:: Provided data ::

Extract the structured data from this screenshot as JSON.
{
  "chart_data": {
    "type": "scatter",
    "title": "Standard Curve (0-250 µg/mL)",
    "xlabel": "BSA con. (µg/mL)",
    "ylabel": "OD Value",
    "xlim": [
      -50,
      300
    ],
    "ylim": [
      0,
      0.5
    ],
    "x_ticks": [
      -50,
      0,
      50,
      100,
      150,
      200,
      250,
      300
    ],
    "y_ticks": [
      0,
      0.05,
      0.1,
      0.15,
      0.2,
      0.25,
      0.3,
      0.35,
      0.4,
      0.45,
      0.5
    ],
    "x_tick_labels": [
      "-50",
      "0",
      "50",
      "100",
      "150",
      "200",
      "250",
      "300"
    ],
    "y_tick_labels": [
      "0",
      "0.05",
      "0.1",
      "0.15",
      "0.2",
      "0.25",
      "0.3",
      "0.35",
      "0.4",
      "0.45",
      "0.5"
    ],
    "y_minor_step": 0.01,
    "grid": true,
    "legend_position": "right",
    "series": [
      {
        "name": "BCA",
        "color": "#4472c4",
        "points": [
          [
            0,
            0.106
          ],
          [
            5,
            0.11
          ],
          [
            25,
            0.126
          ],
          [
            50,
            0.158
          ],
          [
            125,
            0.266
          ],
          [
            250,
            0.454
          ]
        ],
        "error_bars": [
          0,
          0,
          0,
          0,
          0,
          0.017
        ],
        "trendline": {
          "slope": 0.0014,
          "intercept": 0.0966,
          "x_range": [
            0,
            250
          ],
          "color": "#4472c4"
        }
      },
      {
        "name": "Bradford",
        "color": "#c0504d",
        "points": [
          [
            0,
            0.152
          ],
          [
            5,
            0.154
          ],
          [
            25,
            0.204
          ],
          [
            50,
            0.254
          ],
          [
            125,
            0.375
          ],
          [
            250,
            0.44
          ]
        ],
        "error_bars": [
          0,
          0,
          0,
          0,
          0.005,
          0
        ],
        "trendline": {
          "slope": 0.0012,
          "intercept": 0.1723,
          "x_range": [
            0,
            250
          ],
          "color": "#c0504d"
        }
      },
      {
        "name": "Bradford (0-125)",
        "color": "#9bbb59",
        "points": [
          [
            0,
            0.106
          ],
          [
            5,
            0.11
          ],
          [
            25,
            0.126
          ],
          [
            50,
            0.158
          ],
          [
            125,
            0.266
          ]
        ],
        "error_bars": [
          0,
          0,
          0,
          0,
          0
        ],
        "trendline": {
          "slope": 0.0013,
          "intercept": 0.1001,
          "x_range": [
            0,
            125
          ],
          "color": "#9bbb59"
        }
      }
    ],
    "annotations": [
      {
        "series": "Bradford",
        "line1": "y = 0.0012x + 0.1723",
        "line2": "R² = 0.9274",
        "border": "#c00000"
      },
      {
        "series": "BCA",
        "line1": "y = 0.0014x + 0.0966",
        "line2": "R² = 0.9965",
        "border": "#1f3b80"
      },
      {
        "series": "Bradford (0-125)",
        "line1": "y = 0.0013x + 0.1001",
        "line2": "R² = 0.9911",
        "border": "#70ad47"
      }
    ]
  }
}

:::

**Short problem:**
Reproduce every line of the data verbatim.

**Complete answer:**
Extract the structured data from this screenshot as JSON.
{
  "chart_data": {
    "type": "scatter",
    "title": "Standard Curve (0-250 µg/mL)",
    "xlabel": "BSA con. (µg/mL)",
    "ylabel": "OD Value",
    "xlim": [
      -50,
      300
    ],
    "ylim": [
      0,
      0.5
    ],
    "x_ticks": [
      -50,
      0,
      50,
      100,
      150,
      200,
      250,
      300
    ],
    "y_ticks": [
      0,
      0.05,
      0.1,
      0.15,
      0.2,
      0.25,
      0.3,
      0.35,
      0.4,
      0.45,
      0.5
    ],
    "x_tick_labels": [
      "-50",
      "0",
      "50",
      "100",
      "150",
      "200",
      "250",
      "300"
    ],
    "y_tick_labels": [
      "0",
      "0.05",
      "0.1",
      "0.15",
      "0.2",
      "0.25",
      "0.3",
      "0.35",
      "0.4",
      "0.45",
      "0.5"
    ],
    "y_minor_step": 0.01,
    "grid": true,
    "legend_position": "right",
    "series": [
      {
        "name": "BCA",
        "color": "#4472c4",
        "points": [
          [
            0,
            0.106
          ],
          [
            5,
            0.11
          ],
          [
            25,
            0.126
          ],
          [
            50,
            0.158
          ],
          [
            125,
            0.266
          ],
          [
            250,
            0.454
          ]
        ],
        "error_bars": [
          0,
          0,
          0,
          0,
          0,
          0.017
        ],
        "trendline": {
          "slope": 0.0014,
          "intercept": 0.0966,
          "x_range": [
            0,
            250
          ],
          "color": "#4472c4"
        }
      },
      {
        "name": "Bradford",
        "color": "#c0504d",
        "points": [
          [
            0,
            0.152
          ],
          [
            5,
            0.154
          ],
          [
            25,
            0.204
          ],
          [
            50,
            0.254
          ],
          [
            125,
            0.375
          ],
          [
            250,
            0.44
          ]
        ],
        "error_bars": [
          0,
          0,
          0,
          0,
          0.005,
          0
        ],
        "trendline": {
          "slope": 0.0012,
          "intercept": 0.1723,
          "x_range": [
            0,
            250
          ],
          "color": "#c0504d"
        }
      },
      {
        "name": "Bradford (0-125)",
        "color": "#9bbb59",
        "points": [
          [
            0,
            0.106
          ],
          [
            5,
            0.11
          ],
          [
            25,
            0.126
          ],
          [
            50,
            0.158
          ],
          [
            125,
            0.266
          ]
        ],
        "error_bars": [
          0,
          0,
          0,
          0,
          0
        ],
        "trendline": {
          "slope": 0.0013,
          "intercept": 0.1001,
          "x_range": [
            0,
            125
          ],
          "color": "#9bbb59"
        }
      }
    ],
    "annotations": [
      {
        "series": "Bradford",
        "line1": "y = 0.0012x + 0.1723",
        "line2": "R² = 0.9274",
        "border": "#c00000"
      },
      {
        "series": "BCA",
        "line1": "y = 0.0014x + 0.0966",
        "line2": "R² = 0.9965",
        "border": "#1f3b80"
      },
      {
        "series": "Bradford (0-125)",
        "line1": "y = 0.0013x + 0.1001",
        "line2": "R² = 0.9911",
        "border": "#70ad47"
      }
    ]
  }
}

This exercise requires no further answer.